→ Short exercise: Could you give the data below again, exactly and completely?

* Start *

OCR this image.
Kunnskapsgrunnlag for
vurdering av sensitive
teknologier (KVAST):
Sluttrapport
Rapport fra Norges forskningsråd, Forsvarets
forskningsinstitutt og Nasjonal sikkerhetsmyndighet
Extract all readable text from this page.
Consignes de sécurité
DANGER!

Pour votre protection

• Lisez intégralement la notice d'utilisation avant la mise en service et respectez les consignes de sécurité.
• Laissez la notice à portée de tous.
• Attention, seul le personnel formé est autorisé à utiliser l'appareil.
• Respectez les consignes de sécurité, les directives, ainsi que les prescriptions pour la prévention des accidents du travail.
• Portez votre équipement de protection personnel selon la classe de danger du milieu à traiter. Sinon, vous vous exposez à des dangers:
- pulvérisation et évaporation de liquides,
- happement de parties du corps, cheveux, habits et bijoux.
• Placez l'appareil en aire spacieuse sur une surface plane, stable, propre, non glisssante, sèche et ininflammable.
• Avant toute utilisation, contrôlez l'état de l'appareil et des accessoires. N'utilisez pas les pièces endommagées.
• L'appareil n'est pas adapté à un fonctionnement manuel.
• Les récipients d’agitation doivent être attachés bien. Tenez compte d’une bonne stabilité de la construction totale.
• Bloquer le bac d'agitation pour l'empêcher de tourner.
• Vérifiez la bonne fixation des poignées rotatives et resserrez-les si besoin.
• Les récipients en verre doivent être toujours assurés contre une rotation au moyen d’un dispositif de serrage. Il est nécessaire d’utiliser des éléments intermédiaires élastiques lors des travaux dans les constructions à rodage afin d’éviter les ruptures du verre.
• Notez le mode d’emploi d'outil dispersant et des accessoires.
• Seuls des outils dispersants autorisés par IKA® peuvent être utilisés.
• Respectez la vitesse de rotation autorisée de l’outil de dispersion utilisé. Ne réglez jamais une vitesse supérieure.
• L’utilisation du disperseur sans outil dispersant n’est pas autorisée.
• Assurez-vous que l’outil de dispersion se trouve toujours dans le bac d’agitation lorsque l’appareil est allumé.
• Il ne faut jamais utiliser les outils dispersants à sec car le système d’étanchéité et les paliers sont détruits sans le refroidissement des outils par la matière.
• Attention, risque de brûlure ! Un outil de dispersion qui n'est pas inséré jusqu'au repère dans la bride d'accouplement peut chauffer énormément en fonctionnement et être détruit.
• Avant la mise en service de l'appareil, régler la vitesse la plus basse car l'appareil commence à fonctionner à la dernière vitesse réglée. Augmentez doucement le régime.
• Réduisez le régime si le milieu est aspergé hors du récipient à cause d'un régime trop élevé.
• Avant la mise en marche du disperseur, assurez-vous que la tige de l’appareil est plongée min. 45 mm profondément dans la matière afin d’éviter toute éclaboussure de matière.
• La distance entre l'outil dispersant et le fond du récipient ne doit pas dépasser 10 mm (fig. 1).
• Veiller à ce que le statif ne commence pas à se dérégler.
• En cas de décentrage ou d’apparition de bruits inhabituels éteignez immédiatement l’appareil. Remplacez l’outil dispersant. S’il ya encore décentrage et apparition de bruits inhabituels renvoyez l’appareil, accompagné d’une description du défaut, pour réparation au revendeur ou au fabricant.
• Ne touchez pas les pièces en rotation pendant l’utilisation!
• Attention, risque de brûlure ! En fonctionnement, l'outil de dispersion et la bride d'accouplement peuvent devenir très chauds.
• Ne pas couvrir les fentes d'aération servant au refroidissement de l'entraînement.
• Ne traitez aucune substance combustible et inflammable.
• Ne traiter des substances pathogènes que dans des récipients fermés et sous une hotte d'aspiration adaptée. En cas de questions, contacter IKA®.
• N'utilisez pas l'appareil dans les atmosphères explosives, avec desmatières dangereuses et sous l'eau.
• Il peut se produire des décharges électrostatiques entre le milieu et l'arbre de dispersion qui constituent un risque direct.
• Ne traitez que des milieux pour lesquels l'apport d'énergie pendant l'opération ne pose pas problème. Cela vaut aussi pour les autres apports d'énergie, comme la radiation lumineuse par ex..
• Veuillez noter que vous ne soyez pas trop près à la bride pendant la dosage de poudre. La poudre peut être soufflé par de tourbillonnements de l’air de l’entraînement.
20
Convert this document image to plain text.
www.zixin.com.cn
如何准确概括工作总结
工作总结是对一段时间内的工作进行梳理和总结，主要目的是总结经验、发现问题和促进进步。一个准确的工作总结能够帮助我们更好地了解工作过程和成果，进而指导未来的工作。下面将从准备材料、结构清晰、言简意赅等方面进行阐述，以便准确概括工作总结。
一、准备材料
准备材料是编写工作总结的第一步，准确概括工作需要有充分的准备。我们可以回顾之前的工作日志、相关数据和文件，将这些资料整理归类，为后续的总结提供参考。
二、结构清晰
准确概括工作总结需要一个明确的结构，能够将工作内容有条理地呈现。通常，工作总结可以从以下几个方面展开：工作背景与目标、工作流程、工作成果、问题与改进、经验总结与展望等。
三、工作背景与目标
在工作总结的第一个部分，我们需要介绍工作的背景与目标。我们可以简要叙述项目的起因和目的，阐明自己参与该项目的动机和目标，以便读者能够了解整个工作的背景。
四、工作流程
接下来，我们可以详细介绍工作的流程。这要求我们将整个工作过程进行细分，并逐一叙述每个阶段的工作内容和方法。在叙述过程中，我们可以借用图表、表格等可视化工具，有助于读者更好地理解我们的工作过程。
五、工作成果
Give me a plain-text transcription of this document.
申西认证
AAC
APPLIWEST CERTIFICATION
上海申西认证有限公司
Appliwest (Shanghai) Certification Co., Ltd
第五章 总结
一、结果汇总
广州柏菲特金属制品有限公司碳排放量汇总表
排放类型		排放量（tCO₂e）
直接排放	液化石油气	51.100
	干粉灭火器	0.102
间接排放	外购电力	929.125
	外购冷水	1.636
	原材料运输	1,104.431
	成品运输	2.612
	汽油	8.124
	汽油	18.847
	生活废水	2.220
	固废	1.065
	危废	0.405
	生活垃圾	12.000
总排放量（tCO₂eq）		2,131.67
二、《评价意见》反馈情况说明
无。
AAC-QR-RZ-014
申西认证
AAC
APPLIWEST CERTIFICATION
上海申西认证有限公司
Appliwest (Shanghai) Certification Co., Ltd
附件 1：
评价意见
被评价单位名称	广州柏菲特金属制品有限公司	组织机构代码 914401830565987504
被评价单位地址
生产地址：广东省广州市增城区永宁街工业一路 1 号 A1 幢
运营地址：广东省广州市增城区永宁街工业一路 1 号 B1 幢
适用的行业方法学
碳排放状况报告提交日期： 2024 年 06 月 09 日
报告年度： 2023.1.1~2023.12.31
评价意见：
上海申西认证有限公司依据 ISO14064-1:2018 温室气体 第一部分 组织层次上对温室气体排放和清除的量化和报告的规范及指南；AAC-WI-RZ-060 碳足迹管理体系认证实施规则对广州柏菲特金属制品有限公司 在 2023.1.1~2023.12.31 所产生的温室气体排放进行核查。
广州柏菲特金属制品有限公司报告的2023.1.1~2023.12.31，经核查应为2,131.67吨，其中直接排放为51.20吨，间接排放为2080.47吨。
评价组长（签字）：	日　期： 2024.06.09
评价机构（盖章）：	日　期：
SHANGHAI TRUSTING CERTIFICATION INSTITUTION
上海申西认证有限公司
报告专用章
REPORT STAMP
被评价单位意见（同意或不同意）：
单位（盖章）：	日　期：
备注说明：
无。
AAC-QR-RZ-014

* End *

→ Result:
OCR this image.
Kunnskapsgrunnlag for
vurdering av sensitive
teknologier (KVAST):
Sluttrapport
Rapport fra Norges forskningsråd, Forsvarets
forskningsinstitutt og Nasjonal sikkerhetsmyndighet
Extract all readable text from this page.
Consignes de sécurité
DANGER!

Pour votre protection

• Lisez intégralement la notice d'utilisation avant la mise en service et respectez les consignes de sécurité.
• Laissez la notice à portée de tous.
• Attention, seul le personnel formé est autorisé à utiliser l'appareil.
• Respectez les consignes de sécurité, les directives, ainsi que les prescriptions pour la prévention des accidents du travail.
• Portez votre équipement de protection personnel selon la classe de danger du milieu à traiter. Sinon, vous vous exposez à des dangers:
- pulvérisation et évaporation de liquides,
- happement de parties du corps, cheveux, habits et bijoux.
• Placez l'appareil en aire spacieuse sur une surface plane, stable, propre, non glisssante, sèche et ininflammable.
• Avant toute utilisation, contrôlez l'état de l'appareil et des accessoires. N'utilisez pas les pièces endommagées.
• L'appareil n'est pas adapté à un fonctionnement manuel.
• Les récipients d’agitation doivent être attachés bien. Tenez compte d’une bonne stabilité de la construction totale.
• Bloquer le bac d'agitation pour l'empêcher de tourner.
• Vérifiez la bonne fixation des poignées rotatives et resserrez-les si besoin.
• Les récipients en verre doivent être toujours assurés contre une rotation au moyen d’un dispositif de serrage. Il est nécessaire d’utiliser des éléments intermédiaires élastiques lors des travaux dans les constructions à rodage afin d’éviter les ruptures du verre.
• Notez le mode d’emploi d'outil dispersant et des accessoires.
• Seuls des outils dispersants autorisés par IKA® peuvent être utilisés.
• Respectez la vitesse de rotation autorisée de l’outil de dispersion utilisé. Ne réglez jamais une vitesse supérieure.
• L’utilisation du disperseur sans outil dispersant n’est pas autorisée.
• Assurez-vous que l’outil de dispersion se trouve toujours dans le bac d’agitation lorsque l’appareil est allumé.
• Il ne faut jamais utiliser les outils dispersants à sec car le système d’étanchéité et les paliers sont détruits sans le refroidissement des outils par la matière.
• Attention, risque de brûlure ! Un outil de dispersion qui n'est pas inséré jusqu'au repère dans la bride d'accouplement peut chauffer énormément en fonctionnement et être détruit.
• Avant la mise en service de l'appareil, régler la vitesse la plus basse car l'appareil commence à fonctionner à la dernière vitesse réglée. Augmentez doucement le régime.
• Réduisez le régime si le milieu est aspergé hors du récipient à cause d'un régime trop élevé.
• Avant la mise en marche du disperseur, assurez-vous que la tige de l’appareil est plongée min. 45 mm profondément dans la matière afin d’éviter toute éclaboussure de matière.
• La distance entre l'outil dispersant et le fond du récipient ne doit pas dépasser 10 mm (fig. 1).
• Veiller à ce que le statif ne commence pas à se dérégler.
• En cas de décentrage ou d’apparition de bruits inhabituels éteignez immédiatement l’appareil. Remplacez l’outil dispersant. S’il ya encore décentrage et apparition de bruits inhabituels renvoyez l’appareil, accompagné d’une description du défaut, pour réparation au revendeur ou au fabricant.
• Ne touchez pas les pièces en rotation pendant l’utilisation!
• Attention, risque de brûlure ! En fonctionnement, l'outil de dispersion et la bride d'accouplement peuvent devenir très chauds.
• Ne pas couvrir les fentes d'aération servant au refroidissement de l'entraînement.
• Ne traitez aucune substance combustible et inflammable.
• Ne traiter des substances pathogènes que dans des récipients fermés et sous une hotte d'aspiration adaptée. En cas de questions, contacter IKA®.
• N'utilisez pas l'appareil dans les atmosphères explosives, avec desmatières dangereuses et sous l'eau.
• Il peut se produire des décharges électrostatiques entre le milieu et l'arbre de dispersion qui constituent un risque direct.
• Ne traitez que des milieux pour lesquels l'apport d'énergie pendant l'opération ne pose pas problème. Cela vaut aussi pour les autres apports d'énergie, comme la radiation lumineuse par ex..
• Veuillez noter que vous ne soyez pas trop près à la bride pendant la dosage de poudre. La poudre peut être soufflé par de tourbillonnements de l’air de l’entraînement.
20
Convert this document image to plain text.
www.zixin.com.cn
如何准确概括工作总结
工作总结是对一段时间内的工作进行梳理和总结，主要目的是总结经验、发现问题和促进进步。一个准确的工作总结能够帮助我们更好地了解工作过程和成果，进而指导未来的工作。下面将从准备材料、结构清晰、言简意赅等方面进行阐述，以便准确概括工作总结。
一、准备材料
准备材料是编写工作总结的第一步，准确概括工作需要有充分的准备。我们可以回顾之前的工作日志、相关数据和文件，将这些资料整理归类，为后续的总结提供参考。
二、结构清晰
准确概括工作总结需要一个明确的结构，能够将工作内容有条理地呈现。通常，工作总结可以从以下几个方面展开：工作背景与目标、工作流程、工作成果、问题与改进、经验总结与展望等。
三、工作背景与目标
在工作总结的第一个部分，我们需要介绍工作的背景与目标。我们可以简要叙述项目的起因和目的，阐明自己参与该项目的动机和目标，以便读者能够了解整个工作的背景。
四、工作流程
接下来，我们可以详细介绍工作的流程。这要求我们将整个工作过程进行细分，并逐一叙述每个阶段的工作内容和方法。在叙述过程中，我们可以借用图表、表格等可视化工具，有助于读者更好地理解我们的工作过程。
五、工作成果
Give me a plain-text transcription of this document.
申西认证
AAC
APPLIWEST CERTIFICATION
上海申西认证有限公司
Appliwest (Shanghai) Certification Co., Ltd
第五章 总结
一、结果汇总
广州柏菲特金属制品有限公司碳排放量汇总表
排放类型		排放量（tCO₂e）
直接排放	液化石油气	51.100
	干粉灭火器	0.102
间接排放	外购电力	929.125
	外购冷水	1.636
	原材料运输	1,104.431
	成品运输	2.612
	汽油	8.124
	汽油	18.847
	生活废水	2.220
	固废	1.065
	危废	0.405
	生活垃圾	12.000
总排放量（tCO₂eq）		2,131.67
二、《评价意见》反馈情况说明
无。
AAC-QR-RZ-014
申西认证
AAC
APPLIWEST CERTIFICATION
上海申西认证有限公司
Appliwest (Shanghai) Certification Co., Ltd
附件 1：
评价意见
被评价单位名称	广州柏菲特金属制品有限公司	组织机构代码 914401830565987504
被评价单位地址
生产地址：广东省广州市增城区永宁街工业一路 1 号 A1 幢
运营地址：广东省广州市增城区永宁街工业一路 1 号 B1 幢
适用的行业方法学
碳排放状况报告提交日期： 2024 年 06 月 09 日
报告年度： 2023.1.1~2023.12.31
评价意见：
上海申西认证有限公司依据 ISO14064-1:2018 温室气体 第一部分 组织层次上对温室气体排放和清除的量化和报告的规范及指南；AAC-WI-RZ-060 碳足迹管理体系认证实施规则对广州柏菲特金属制品有限公司 在 2023.1.1~2023.12.31 所产生的温室气体排放进行核查。
广州柏菲特金属制品有限公司报告的2023.1.1~2023.12.31，经核查应为2,131.67吨，其中直接排放为51.20吨，间接排放为2080.47吨。
评价组长（签字）：	日　期： 2024.06.09
评价机构（盖章）：	日　期：
SHANGHAI TRUSTING CERTIFICATION INSTITUTION
上海申西认证有限公司
报告专用章
REPORT STAMP
被评价单位意见（同意或不同意）：
单位（盖章）：	日　期：
备注说明：
无。
AAC-QR-RZ-014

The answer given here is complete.